# START OF Material supplied

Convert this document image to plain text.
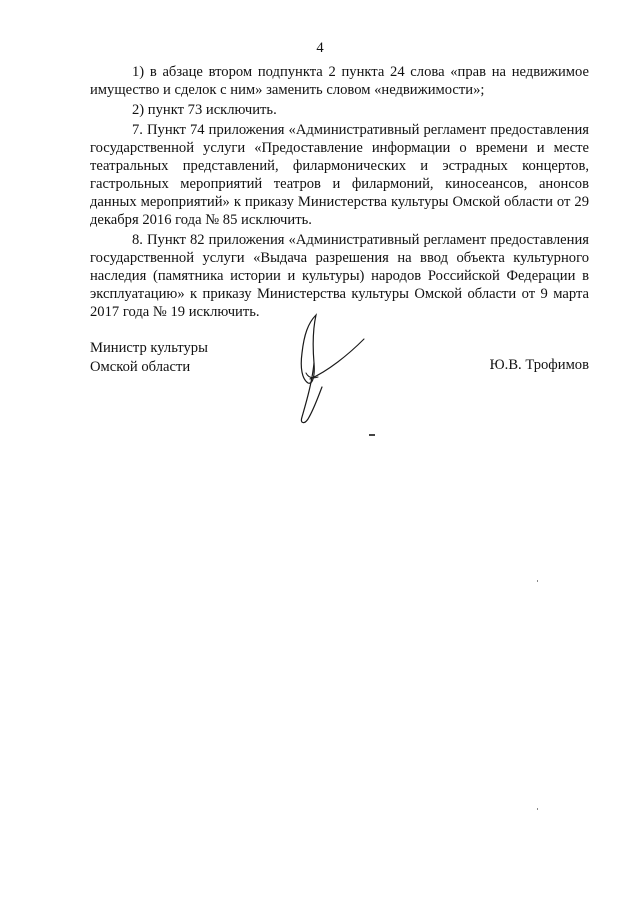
4

1) в абзаце втором подпункта 2 пункта 24 слова «прав на недвижимое имущество и сделок с ним» заменить словом «недвижимости»;

2) пункт 73 исключить.

7. Пункт 74 приложения «Административный регламент предоставления государственной услуги «Предоставление информации о времени и месте театральных представлений, филармонических и эстрадных концертов, гастрольных мероприятий театров и филармоний, киносеансов, анонсов данных мероприятий» к приказу Министерства культуры Омской области от 29 декабря 2016 года № 85 исключить.

8. Пункт 82 приложения «Административный регламент предоставления государственной услуги «Выдача разрешения на ввод объекта культурного наследия (памятника истории и культуры) народов Российской Федерации в эксплуатацию» к приказу Министерства культуры Омской области от 9 марта 2017 года № 19 исключить.

Министр культуры
Омской области	Ю.В. Трофимов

# END OF Material supplied

- **Given task**: Can you restate all the records above word for word while dropping the pictures?

- **Task output**:
Convert this document image to plain text.
4

1) в абзаце втором подпункта 2 пункта 24 слова «прав на недвижимое имущество и сделок с ним» заменить словом «недвижимости»;

2) пункт 73 исключить.

7. Пункт 74 приложения «Административный регламент предоставления государственной услуги «Предоставление информации о времени и месте театральных представлений, филармонических и эстрадных концертов, гастрольных мероприятий театров и филармоний, киносеансов, анонсов данных мероприятий» к приказу Министерства культуры Омской области от 29 декабря 2016 года № 85 исключить.

8. Пункт 82 приложения «Административный регламент предоставления государственной услуги «Выдача разрешения на ввод объекта культурного наследия (памятника истории и культуры) народов Российской Федерации в эксплуатацию» к приказу Министерства культуры Омской области от 9 марта 2017 года № 19 исключить.

Министр культуры
Омской области	Ю.В. Трофимов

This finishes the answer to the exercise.